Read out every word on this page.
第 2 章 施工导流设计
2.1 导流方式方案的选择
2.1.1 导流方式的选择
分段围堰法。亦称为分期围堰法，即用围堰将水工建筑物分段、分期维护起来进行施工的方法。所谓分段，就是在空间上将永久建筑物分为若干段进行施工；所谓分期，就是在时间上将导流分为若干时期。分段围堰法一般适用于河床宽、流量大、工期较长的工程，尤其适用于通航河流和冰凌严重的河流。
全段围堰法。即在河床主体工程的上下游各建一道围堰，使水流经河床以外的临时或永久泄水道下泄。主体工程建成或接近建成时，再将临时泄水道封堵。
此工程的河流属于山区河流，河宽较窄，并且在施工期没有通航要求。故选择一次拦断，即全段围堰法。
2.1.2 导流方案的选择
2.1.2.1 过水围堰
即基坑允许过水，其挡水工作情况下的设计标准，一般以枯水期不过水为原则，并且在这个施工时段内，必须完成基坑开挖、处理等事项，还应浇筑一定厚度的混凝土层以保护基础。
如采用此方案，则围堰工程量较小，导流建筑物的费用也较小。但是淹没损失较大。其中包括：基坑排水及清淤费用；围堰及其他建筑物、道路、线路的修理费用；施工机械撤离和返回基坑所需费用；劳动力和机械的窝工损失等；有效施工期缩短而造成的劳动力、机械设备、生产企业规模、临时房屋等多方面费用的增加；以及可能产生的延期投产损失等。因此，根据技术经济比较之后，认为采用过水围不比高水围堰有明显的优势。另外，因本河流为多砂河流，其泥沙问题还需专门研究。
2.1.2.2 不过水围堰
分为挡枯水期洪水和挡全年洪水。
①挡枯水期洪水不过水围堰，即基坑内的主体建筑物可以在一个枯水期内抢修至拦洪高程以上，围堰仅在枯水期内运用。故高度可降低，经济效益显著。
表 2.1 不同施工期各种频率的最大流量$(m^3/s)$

→ Task prompt:
Extract each line from the listing above, please, and repeat it exactly.

→ Correct output:
Read out every word on this page.
第 2 章 施工导流设计
2.1 导流方式方案的选择
2.1.1 导流方式的选择
分段围堰法。亦称为分期围堰法，即用围堰将水工建筑物分段、分期维护起来进行施工的方法。所谓分段，就是在空间上将永久建筑物分为若干段进行施工；所谓分期，就是在时间上将导流分为若干时期。分段围堰法一般适用于河床宽、流量大、工期较长的工程，尤其适用于通航河流和冰凌严重的河流。
全段围堰法。即在河床主体工程的上下游各建一道围堰，使水流经河床以外的临时或永久泄水道下泄。主体工程建成或接近建成时，再将临时泄水道封堵。
此工程的河流属于山区河流，河宽较窄，并且在施工期没有通航要求。故选择一次拦断，即全段围堰法。
2.1.2 导流方案的选择
2.1.2.1 过水围堰
即基坑允许过水，其挡水工作情况下的设计标准，一般以枯水期不过水为原则，并且在这个施工时段内，必须完成基坑开挖、处理等事项，还应浇筑一定厚度的混凝土层以保护基础。
如采用此方案，则围堰工程量较小，导流建筑物的费用也较小。但是淹没损失较大。其中包括：基坑排水及清淤费用；围堰及其他建筑物、道路、线路的修理费用；施工机械撤离和返回基坑所需费用；劳动力和机械的窝工损失等；有效施工期缩短而造成的劳动力、机械设备、生产企业规模、临时房屋等多方面费用的增加；以及可能产生的延期投产损失等。因此，根据技术经济比较之后，认为采用过水围不比高水围堰有明显的优势。另外，因本河流为多砂河流，其泥沙问题还需专门研究。
2.1.2.2 不过水围堰
分为挡枯水期洪水和挡全年洪水。
①挡枯水期洪水不过水围堰，即基坑内的主体建筑物可以在一个枯水期内抢修至拦洪高程以上，围堰仅在枯水期内运用。故高度可降低，经济效益显著。
表 2.1 不同施工期各种频率的最大流量$(m^3/s)$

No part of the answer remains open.